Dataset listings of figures

···

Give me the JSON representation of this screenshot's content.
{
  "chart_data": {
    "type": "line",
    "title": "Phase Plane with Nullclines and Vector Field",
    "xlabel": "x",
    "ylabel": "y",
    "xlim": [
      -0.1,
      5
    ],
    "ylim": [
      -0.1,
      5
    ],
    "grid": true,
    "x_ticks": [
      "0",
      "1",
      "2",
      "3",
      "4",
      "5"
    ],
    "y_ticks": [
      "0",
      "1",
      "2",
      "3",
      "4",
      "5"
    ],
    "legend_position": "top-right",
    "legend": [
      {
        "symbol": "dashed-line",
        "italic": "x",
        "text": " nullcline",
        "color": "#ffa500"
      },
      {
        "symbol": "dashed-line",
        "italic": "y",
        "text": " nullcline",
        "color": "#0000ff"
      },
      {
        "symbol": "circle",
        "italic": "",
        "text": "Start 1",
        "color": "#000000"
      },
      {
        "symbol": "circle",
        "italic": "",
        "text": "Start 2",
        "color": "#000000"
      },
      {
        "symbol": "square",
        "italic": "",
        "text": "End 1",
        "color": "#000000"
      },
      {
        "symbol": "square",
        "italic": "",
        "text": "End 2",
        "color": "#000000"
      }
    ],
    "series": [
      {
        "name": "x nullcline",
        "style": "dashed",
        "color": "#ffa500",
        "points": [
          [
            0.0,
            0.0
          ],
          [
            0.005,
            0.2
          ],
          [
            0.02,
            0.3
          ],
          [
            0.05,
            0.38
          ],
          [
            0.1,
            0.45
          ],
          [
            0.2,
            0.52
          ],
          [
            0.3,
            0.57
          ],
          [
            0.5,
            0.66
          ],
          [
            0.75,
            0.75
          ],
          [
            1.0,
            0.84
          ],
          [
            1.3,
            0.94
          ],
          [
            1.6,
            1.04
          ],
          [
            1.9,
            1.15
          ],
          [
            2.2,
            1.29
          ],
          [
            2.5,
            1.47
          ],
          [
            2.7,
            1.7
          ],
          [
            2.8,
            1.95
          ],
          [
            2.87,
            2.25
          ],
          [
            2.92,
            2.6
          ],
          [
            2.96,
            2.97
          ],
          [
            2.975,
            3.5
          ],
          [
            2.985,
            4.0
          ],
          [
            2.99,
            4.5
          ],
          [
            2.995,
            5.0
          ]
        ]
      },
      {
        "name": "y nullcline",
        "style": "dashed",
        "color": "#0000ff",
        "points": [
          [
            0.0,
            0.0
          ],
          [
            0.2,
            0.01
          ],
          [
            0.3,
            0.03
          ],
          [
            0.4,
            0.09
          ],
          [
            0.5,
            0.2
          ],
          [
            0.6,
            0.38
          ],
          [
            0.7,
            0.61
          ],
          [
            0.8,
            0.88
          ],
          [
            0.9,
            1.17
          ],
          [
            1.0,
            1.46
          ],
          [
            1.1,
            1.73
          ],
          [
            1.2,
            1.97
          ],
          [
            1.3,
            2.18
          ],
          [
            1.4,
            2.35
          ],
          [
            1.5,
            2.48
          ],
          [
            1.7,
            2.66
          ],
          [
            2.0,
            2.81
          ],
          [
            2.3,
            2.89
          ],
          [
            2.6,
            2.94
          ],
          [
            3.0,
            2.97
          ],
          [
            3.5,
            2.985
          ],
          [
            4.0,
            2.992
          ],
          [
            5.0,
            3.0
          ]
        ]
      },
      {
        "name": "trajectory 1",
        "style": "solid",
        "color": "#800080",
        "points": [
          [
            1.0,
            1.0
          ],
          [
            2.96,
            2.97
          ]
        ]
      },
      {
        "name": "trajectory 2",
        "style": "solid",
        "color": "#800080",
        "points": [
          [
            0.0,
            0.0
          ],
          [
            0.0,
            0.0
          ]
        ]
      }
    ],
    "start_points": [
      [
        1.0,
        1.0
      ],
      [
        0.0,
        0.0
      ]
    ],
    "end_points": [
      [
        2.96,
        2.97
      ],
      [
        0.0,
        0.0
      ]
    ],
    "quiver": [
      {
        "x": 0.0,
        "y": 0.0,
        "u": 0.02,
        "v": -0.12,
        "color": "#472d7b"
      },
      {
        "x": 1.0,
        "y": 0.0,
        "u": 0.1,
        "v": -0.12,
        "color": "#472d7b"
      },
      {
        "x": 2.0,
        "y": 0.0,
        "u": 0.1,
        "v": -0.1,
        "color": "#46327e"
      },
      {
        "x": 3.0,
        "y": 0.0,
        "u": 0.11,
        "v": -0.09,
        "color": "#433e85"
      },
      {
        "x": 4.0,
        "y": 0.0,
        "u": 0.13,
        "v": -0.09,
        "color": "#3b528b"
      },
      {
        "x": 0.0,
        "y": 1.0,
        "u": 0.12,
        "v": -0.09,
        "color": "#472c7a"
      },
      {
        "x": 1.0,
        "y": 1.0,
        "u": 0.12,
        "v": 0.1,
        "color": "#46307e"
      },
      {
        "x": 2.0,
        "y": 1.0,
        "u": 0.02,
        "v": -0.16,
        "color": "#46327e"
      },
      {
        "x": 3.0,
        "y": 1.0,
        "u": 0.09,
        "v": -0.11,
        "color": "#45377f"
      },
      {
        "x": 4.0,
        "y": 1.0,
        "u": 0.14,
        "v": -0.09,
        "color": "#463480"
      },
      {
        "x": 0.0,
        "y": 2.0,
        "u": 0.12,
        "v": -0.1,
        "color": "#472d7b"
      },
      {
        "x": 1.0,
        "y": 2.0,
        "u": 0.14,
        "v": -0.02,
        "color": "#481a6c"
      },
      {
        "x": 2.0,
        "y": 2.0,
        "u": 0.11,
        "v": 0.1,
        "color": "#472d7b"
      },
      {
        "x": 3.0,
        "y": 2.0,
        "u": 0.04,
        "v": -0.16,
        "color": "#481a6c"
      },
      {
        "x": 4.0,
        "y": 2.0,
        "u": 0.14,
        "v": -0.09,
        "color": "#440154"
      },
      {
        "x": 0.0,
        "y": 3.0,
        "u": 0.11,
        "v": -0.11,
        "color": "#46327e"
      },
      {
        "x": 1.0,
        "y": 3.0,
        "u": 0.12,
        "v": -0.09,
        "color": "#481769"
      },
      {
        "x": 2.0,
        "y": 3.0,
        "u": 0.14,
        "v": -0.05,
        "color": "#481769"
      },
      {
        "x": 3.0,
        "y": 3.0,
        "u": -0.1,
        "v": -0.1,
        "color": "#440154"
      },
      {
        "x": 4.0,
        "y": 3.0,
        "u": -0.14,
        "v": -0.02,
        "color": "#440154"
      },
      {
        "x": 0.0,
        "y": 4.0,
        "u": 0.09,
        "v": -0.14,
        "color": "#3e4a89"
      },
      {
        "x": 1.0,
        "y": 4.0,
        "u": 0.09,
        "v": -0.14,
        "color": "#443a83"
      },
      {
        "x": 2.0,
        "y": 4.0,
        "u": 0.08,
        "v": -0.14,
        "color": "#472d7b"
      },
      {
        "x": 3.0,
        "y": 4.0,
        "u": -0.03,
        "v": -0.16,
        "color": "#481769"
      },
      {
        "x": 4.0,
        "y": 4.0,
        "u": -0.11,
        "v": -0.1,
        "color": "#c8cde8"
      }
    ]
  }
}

···

=== What is expected ===
Repeat the lines above exactly.

=== Answer for the task ===
Give me the JSON representation of this screenshot's content.
{
  "chart_data": {
    "type": "line",
    "title": "Phase Plane with Nullclines and Vector Field",
    "xlabel": "x",
    "ylabel": "y",
    "xlim": [
      -0.1,
      5
    ],
    "ylim": [
      -0.1,
      5
    ],
    "grid": true,
    "x_ticks": [
      "0",
      "1",
      "2",
      "3",
      "4",
      "5"
    ],
    "y_ticks": [
      "0",
      "1",
      "2",
      "3",
      "4",
      "5"
    ],
    "legend_position": "top-right",
    "legend": [
      {
        "symbol": "dashed-line",
        "italic": "x",
        "text": " nullcline",
        "color": "#ffa500"
      },
      {
        "symbol": "dashed-line",
        "italic": "y",
        "text": " nullcline",
        "color": "#0000ff"
      },
      {
        "symbol": "circle",
        "italic": "",
        "text": "Start 1",
        "color": "#000000"
      },
      {
        "symbol": "circle",
        "italic": "",
        "text": "Start 2",
        "color": "#000000"
      },
      {
        "symbol": "square",
        "italic": "",
        "text": "End 1",
        "color": "#000000"
      },
      {
        "symbol": "square",
        "italic": "",
        "text": "End 2",
        "color": "#000000"
      }
    ],
    "series": [
      {
        "name": "x nullcline",
        "style": "dashed",
        "color": "#ffa500",
        "points": [
          [
            0.0,
            0.0
          ],
          [
            0.005,
            0.2
          ],
          [
            0.02,
            0.3
          ],
          [
            0.05,
            0.38
          ],
          [
            0.1,
            0.45
          ],
          [
            0.2,
            0.52
          ],
          [
            0.3,
            0.57
          ],
          [
            0.5,
            0.66
          ],
          [
            0.75,
            0.75
          ],
          [
            1.0,
            0.84
          ],
          [
            1.3,
            0.94
          ],
          [
            1.6,
            1.04
          ],
          [
            1.9,
            1.15
          ],
          [
            2.2,
            1.29
          ],
          [
            2.5,
            1.47
          ],
          [
            2.7,
            1.7
          ],
          [
            2.8,
            1.95
          ],
          [
            2.87,
            2.25
          ],
          [
            2.92,
            2.6
          ],
          [
            2.96,
            2.97
          ],
          [
            2.975,
            3.5
          ],
          [
            2.985,
            4.0
          ],
          [
            2.99,
            4.5
          ],
          [
            2.995,
            5.0
          ]
        ]
      },
      {
        "name": "y nullcline",
        "style": "dashed",
        "color": "#0000ff",
        "points": [
          [
            0.0,
            0.0
          ],
          [
            0.2,
            0.01
          ],
          [
            0.3,
            0.03
          ],
          [
            0.4,
            0.09
          ],
          [
            0.5,
            0.2
          ],
          [
            0.6,
            0.38
          ],
          [
            0.7,
            0.61
          ],
          [
            0.8,
            0.88
          ],
          [
            0.9,
            1.17
          ],
          [
            1.0,
            1.46
          ],
          [
            1.1,
            1.73
          ],
          [
            1.2,
            1.97
          ],
          [
            1.3,
            2.18
          ],
          [
            1.4,
            2.35
          ],
          [
            1.5,
            2.48
          ],
          [
            1.7,
            2.66
          ],
          [
            2.0,
            2.81
          ],
          [
            2.3,
            2.89
          ],
          [
            2.6,
            2.94
          ],
          [
            3.0,
            2.97
          ],
          [
            3.5,
            2.985
          ],
          [
            4.0,
            2.992
          ],
          [
            5.0,
            3.0
          ]
        ]
      },
      {
        "name": "trajectory 1",
        "style": "solid",
        "color": "#800080",
        "points": [
          [
            1.0,
            1.0
          ],
          [
            2.96,
            2.97
          ]
        ]
      },
      {
        "name": "trajectory 2",
        "style": "solid",
        "color": "#800080",
        "points": [
          [
            0.0,
            0.0
          ],
          [
            0.0,
            0.0
          ]
        ]
      }
    ],
    "start_points": [
      [
        1.0,
        1.0
      ],
      [
        0.0,
        0.0
      ]
    ],
    "end_points": [
      [
        2.96,
        2.97
      ],
      [
        0.0,
        0.0
      ]
    ],
    "quiver": [
      {
        "x": 0.0,
        "y": 0.0,
        "u": 0.02,
        "v": -0.12,
        "color": "#472d7b"
      },
      {
        "x": 1.0,
        "y": 0.0,
        "u": 0.1,
        "v": -0.12,
        "color": "#472d7b"
      },
      {
        "x": 2.0,
        "y": 0.0,
        "u": 0.1,
        "v": -0.1,
        "color": "#46327e"
      },
      {
        "x": 3.0,
        "y": 0.0,
        "u": 0.11,
        "v": -0.09,
        "color": "#433e85"
      },
      {
        "x": 4.0,
        "y": 0.0,
        "u": 0.13,
        "v": -0.09,
        "color": "#3b528b"
      },
      {
        "x": 0.0,
        "y": 1.0,
        "u": 0.12,
        "v": -0.09,
        "color": "#472c7a"
      },
      {
        "x": 1.0,
        "y": 1.0,
        "u": 0.12,
        "v": 0.1,
        "color": "#46307e"
      },
      {
        "x": 2.0,
        "y": 1.0,
        "u": 0.02,
        "v": -0.16,
        "color": "#46327e"
      },
      {
        "x": 3.0,
        "y": 1.0,
        "u": 0.09,
        "v": -0.11,
        "color": "#45377f"
      },
      {
        "x": 4.0,
        "y": 1.0,
        "u": 0.14,
        "v": -0.09,
        "color": "#463480"
      },
      {
        "x": 0.0,
        "y": 2.0,
        "u": 0.12,
        "v": -0.1,
        "color": "#472d7b"
      },
      {
        "x": 1.0,
        "y": 2.0,
        "u": 0.14,
        "v": -0.02,
        "color": "#481a6c"
      },
      {
        "x": 2.0,
        "y": 2.0,
        "u": 0.11,
        "v": 0.1,
        "color": "#472d7b"
      },
      {
        "x": 3.0,
        "y": 2.0,
        "u": 0.04,
        "v": -0.16,
        "color": "#481a6c"
      },
      {
        "x": 4.0,
        "y": 2.0,
        "u": 0.14,
        "v": -0.09,
        "color": "#440154"
      },
      {
        "x": 0.0,
        "y": 3.0,
        "u": 0.11,
        "v": -0.11,
        "color": "#46327e"
      },
      {
        "x": 1.0,
        "y": 3.0,
        "u": 0.12,
        "v": -0.09,
        "color": "#481769"
      },
      {
        "x": 2.0,
        "y": 3.0,
        "u": 0.14,
        "v": -0.05,
        "color": "#481769"
      },
      {
        "x": 3.0,
        "y": 3.0,
        "u": -0.1,
        "v": -0.1,
        "color": "#440154"
      },
      {
        "x": 4.0,
        "y": 3.0,
        "u": -0.14,
        "v": -0.02,
        "color": "#440154"
      },
      {
        "x": 0.0,
        "y": 4.0,
        "u": 0.09,
        "v": -0.14,
        "color": "#3e4a89"
      },
      {
        "x": 1.0,
        "y": 4.0,
        "u": 0.09,
        "v": -0.14,
        "color": "#443a83"
      },
      {
        "x": 2.0,
        "y": 4.0,
        "u": 0.08,
        "v": -0.14,
        "color": "#472d7b"
      },
      {
        "x": 3.0,
        "y": 4.0,
        "u": -0.03,
        "v": -0.16,
        "color": "#481769"
      },
      {
        "x": 4.0,
        "y": 4.0,
        "u": -0.11,
        "v": -0.1,
        "color": "#c8cde8"
      }
    ]
  }
}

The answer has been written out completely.